What you need to do: Where the data below has the string "музей", return the whole line.

----

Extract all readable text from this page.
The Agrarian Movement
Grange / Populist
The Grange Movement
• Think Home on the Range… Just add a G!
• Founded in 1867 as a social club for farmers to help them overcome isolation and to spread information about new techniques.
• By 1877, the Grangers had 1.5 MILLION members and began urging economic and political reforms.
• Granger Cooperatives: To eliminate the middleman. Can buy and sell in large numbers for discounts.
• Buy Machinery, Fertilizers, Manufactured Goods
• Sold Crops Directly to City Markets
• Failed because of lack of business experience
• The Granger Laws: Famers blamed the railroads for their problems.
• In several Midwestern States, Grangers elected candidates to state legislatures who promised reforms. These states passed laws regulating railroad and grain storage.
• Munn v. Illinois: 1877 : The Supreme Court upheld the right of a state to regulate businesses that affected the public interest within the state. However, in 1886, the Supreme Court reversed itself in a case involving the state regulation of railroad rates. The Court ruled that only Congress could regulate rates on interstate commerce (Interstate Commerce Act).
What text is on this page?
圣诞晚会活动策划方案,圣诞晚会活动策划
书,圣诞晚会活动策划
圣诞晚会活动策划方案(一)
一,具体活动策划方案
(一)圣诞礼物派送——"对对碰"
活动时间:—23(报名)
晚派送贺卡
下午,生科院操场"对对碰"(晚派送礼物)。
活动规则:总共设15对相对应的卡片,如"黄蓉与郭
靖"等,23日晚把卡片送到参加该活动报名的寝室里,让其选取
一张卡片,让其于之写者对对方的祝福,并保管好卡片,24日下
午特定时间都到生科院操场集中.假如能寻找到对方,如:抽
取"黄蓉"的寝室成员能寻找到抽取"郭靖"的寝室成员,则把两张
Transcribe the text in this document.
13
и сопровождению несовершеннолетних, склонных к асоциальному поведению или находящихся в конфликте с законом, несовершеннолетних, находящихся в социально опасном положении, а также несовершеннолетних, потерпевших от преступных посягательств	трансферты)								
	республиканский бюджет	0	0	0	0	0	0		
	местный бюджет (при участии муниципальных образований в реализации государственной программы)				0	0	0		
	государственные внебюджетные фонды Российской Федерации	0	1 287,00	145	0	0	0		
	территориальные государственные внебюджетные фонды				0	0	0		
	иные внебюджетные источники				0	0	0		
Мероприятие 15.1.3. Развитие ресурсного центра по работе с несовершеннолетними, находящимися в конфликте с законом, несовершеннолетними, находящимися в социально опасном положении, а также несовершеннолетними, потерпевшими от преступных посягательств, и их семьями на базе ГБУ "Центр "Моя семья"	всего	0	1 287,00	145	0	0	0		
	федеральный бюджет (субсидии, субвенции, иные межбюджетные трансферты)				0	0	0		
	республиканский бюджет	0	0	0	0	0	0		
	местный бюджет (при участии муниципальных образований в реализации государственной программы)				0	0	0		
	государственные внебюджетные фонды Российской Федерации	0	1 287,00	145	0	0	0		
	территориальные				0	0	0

----

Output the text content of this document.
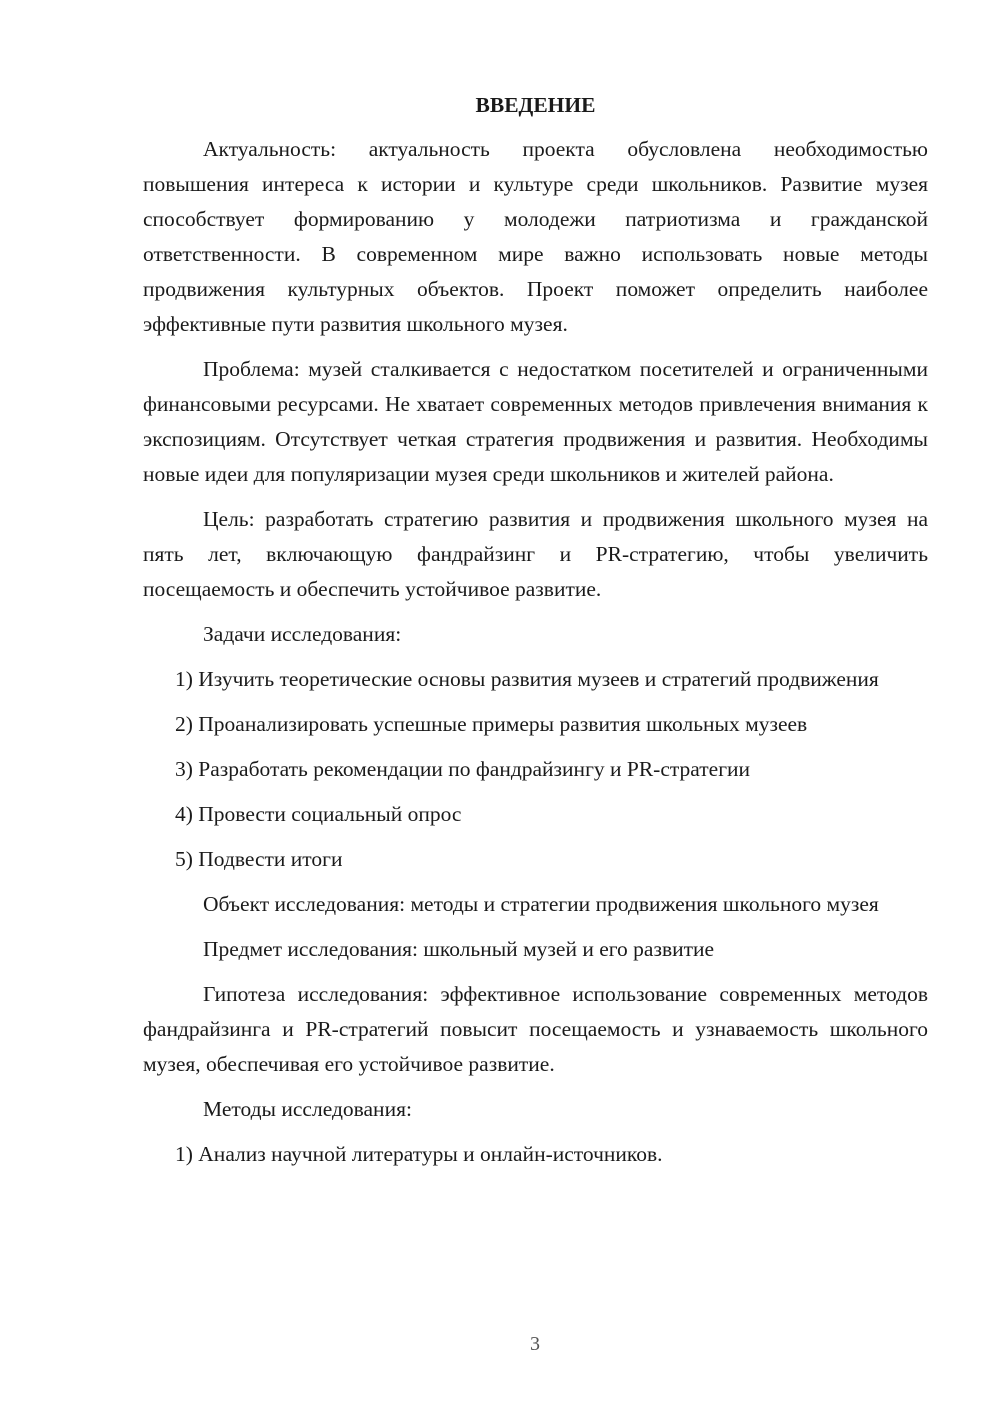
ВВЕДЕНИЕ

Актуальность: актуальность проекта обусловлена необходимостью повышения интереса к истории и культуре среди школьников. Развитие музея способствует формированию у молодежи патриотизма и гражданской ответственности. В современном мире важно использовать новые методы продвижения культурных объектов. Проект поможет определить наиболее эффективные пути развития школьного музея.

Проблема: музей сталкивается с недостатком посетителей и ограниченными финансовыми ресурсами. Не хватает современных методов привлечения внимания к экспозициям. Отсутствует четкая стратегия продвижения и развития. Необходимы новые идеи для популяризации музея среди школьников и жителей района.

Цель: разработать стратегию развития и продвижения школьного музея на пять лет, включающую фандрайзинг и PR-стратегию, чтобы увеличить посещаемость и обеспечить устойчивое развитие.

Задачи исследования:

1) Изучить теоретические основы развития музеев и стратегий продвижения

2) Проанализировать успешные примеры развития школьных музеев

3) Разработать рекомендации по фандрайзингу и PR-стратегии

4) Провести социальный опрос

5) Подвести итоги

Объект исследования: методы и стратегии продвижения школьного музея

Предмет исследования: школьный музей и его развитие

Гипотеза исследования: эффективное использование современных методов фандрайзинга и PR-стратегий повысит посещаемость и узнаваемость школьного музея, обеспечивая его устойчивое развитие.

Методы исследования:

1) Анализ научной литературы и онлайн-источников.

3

----

Written response:
Проблема: музей сталкивается с недостатком посетителей и ограниченными финансовыми ресурсами. Не хватает современных методов привлечения внимания к экспозициям. Отсутствует четкая стратегия продвижения и развития. Необходимы новые идеи для популяризации музея среди школьников и жителей района.
Предмет исследования: школьный музей и его развитие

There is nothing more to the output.